**Aim of the task**
Skip the pictures. Copy all the rest of the records down exactly.

# START OF Data

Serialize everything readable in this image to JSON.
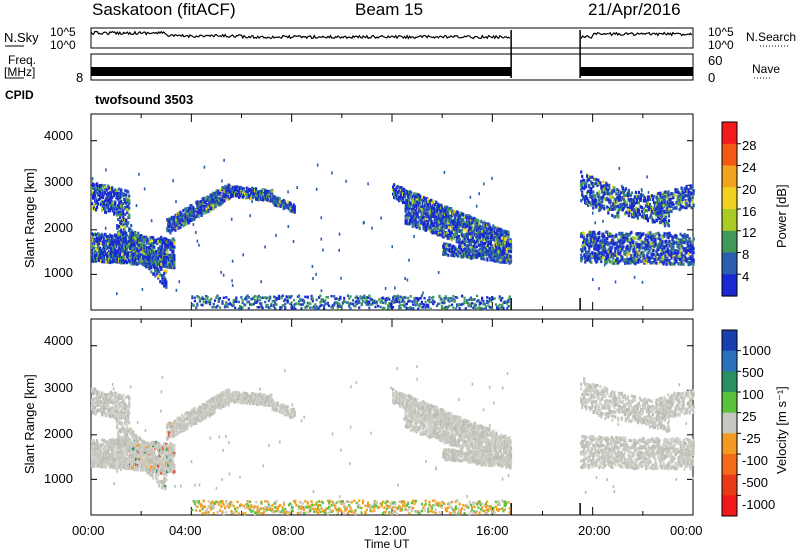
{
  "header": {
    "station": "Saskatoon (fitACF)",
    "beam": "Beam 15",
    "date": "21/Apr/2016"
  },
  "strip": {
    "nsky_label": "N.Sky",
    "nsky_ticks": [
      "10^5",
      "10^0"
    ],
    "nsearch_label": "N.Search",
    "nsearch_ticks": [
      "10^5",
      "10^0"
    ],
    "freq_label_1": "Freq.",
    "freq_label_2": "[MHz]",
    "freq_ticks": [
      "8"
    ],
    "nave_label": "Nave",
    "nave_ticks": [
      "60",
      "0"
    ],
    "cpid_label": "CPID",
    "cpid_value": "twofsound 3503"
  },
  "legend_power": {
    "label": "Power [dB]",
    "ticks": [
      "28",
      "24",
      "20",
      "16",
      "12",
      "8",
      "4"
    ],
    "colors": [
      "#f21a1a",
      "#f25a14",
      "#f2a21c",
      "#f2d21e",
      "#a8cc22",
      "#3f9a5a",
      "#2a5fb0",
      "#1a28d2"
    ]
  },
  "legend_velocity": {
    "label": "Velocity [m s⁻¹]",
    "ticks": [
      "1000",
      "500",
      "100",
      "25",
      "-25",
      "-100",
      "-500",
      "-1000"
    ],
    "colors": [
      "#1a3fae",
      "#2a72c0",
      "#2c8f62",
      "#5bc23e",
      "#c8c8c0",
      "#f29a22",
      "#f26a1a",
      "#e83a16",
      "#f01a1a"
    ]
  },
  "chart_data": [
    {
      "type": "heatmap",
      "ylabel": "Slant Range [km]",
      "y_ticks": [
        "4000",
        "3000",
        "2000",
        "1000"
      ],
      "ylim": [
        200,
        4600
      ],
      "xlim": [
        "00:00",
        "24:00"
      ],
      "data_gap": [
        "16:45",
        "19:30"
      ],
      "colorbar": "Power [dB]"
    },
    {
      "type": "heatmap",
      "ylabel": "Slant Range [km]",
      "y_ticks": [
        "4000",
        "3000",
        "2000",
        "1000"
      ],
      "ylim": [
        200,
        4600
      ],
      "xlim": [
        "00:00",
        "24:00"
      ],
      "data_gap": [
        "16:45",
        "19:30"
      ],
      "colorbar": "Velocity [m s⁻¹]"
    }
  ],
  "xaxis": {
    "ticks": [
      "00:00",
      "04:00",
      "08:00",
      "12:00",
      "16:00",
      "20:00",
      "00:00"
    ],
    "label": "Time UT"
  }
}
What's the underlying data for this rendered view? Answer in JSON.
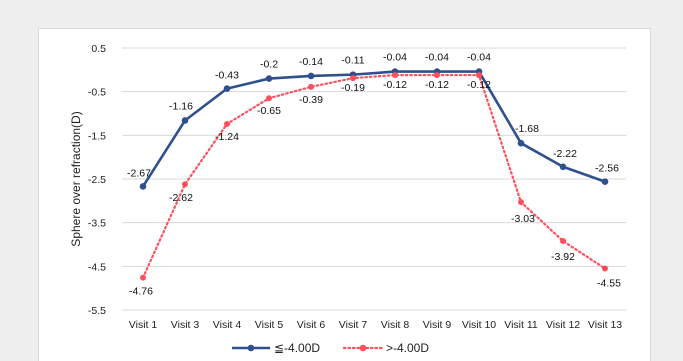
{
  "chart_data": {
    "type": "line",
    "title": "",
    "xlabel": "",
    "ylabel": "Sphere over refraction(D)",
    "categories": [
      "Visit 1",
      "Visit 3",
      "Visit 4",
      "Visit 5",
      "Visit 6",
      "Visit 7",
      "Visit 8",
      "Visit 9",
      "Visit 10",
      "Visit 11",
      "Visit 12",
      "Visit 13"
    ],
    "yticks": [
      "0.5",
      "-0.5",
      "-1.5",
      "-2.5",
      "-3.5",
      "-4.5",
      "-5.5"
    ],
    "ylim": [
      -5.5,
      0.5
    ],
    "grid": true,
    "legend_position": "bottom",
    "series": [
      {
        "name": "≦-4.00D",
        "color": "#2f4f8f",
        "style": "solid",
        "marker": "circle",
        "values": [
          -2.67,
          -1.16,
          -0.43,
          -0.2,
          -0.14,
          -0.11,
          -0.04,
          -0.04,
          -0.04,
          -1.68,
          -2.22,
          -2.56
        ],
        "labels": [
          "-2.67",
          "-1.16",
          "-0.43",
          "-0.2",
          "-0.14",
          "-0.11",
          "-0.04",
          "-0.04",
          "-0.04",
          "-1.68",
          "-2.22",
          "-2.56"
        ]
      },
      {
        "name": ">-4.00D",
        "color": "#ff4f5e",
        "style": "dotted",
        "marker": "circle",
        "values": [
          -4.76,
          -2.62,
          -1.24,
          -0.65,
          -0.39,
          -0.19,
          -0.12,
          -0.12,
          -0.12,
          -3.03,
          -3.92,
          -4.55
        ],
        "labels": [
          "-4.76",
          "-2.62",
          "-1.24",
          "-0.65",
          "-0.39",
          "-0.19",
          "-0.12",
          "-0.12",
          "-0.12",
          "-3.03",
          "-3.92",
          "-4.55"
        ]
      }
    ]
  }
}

# END OF Data

**The answer**
Serialize everything readable in this image to JSON.
{
  "header": {
    "station": "Saskatoon (fitACF)",
    "beam": "Beam 15",
    "date": "21/Apr/2016"
  },
  "strip": {
    "nsky_label": "N.Sky",
    "nsky_ticks": [
      "10^5",
      "10^0"
    ],
    "nsearch_label": "N.Search",
    "nsearch_ticks": [
      "10^5",
      "10^0"
    ],
    "freq_label_1": "Freq.",
    "freq_label_2": "[MHz]",
    "freq_ticks": [
      "8"
    ],
    "nave_label": "Nave",
    "nave_ticks": [
      "60",
      "0"
    ],
    "cpid_label": "CPID",
    "cpid_value": "twofsound 3503"
  },
  "legend_power": {
    "label": "Power [dB]",
    "ticks": [
      "28",
      "24",
      "20",
      "16",
      "12",
      "8",
      "4"
    ],
    "colors": [
      "#f21a1a",
      "#f25a14",
      "#f2a21c",
      "#f2d21e",
      "#a8cc22",
      "#3f9a5a",
      "#2a5fb0",
      "#1a28d2"
    ]
  },
  "legend_velocity": {
    "label": "Velocity [m s⁻¹]",
    "ticks": [
      "1000",
      "500",
      "100",
      "25",
      "-25",
      "-100",
      "-500",
      "-1000"
    ],
    "colors": [
      "#1a3fae",
      "#2a72c0",
      "#2c8f62",
      "#5bc23e",
      "#c8c8c0",
      "#f29a22",
      "#f26a1a",
      "#e83a16",
      "#f01a1a"
    ]
  },
  "chart_data": [
    {
      "type": "heatmap",
      "ylabel": "Slant Range [km]",
      "y_ticks": [
        "4000",
        "3000",
        "2000",
        "1000"
      ],
      "ylim": [
        200,
        4600
      ],
      "xlim": [
        "00:00",
        "24:00"
      ],
      "data_gap": [
        "16:45",
        "19:30"
      ],
      "colorbar": "Power [dB]"
    },
    {
      "type": "heatmap",
      "ylabel": "Slant Range [km]",
      "y_ticks": [
        "4000",
        "3000",
        "2000",
        "1000"
      ],
      "ylim": [
        200,
        4600
      ],
      "xlim": [
        "00:00",
        "24:00"
      ],
      "data_gap": [
        "16:45",
        "19:30"
      ],
      "colorbar": "Velocity [m s⁻¹]"
    }
  ],
  "xaxis": {
    "ticks": [
      "00:00",
      "04:00",
      "08:00",
      "12:00",
      "16:00",
      "20:00",
      "00:00"
    ],
    "label": "Time UT"
  }
}
What's the underlying data for this rendered view? Answer in JSON.
{
  "chart_data": {
    "type": "line",
    "title": "",
    "xlabel": "",
    "ylabel": "Sphere over refraction(D)",
    "categories": [
      "Visit 1",
      "Visit 3",
      "Visit 4",
      "Visit 5",
      "Visit 6",
      "Visit 7",
      "Visit 8",
      "Visit 9",
      "Visit 10",
      "Visit 11",
      "Visit 12",
      "Visit 13"
    ],
    "yticks": [
      "0.5",
      "-0.5",
      "-1.5",
      "-2.5",
      "-3.5",
      "-4.5",
      "-5.5"
    ],
    "ylim": [
      -5.5,
      0.5
    ],
    "grid": true,
    "legend_position": "bottom",
    "series": [
      {
        "name": "≦-4.00D",
        "color": "#2f4f8f",
        "style": "solid",
        "marker": "circle",
        "values": [
          -2.67,
          -1.16,
          -0.43,
          -0.2,
          -0.14,
          -0.11,
          -0.04,
          -0.04,
          -0.04,
          -1.68,
          -2.22,
          -2.56
        ],
        "labels": [
          "-2.67",
          "-1.16",
          "-0.43",
          "-0.2",
          "-0.14",
          "-0.11",
          "-0.04",
          "-0.04",
          "-0.04",
          "-1.68",
          "-2.22",
          "-2.56"
        ]
      },
      {
        "name": ">-4.00D",
        "color": "#ff4f5e",
        "style": "dotted",
        "marker": "circle",
        "values": [
          -4.76,
          -2.62,
          -1.24,
          -0.65,
          -0.39,
          -0.19,
          -0.12,
          -0.12,
          -0.12,
          -3.03,
          -3.92,
          -4.55
        ],
        "labels": [
          "-4.76",
          "-2.62",
          "-1.24",
          "-0.65",
          "-0.39",
          "-0.19",
          "-0.12",
          "-0.12",
          "-0.12",
          "-3.03",
          "-3.92",
          "-4.55"
        ]
      }
    ]
  }
}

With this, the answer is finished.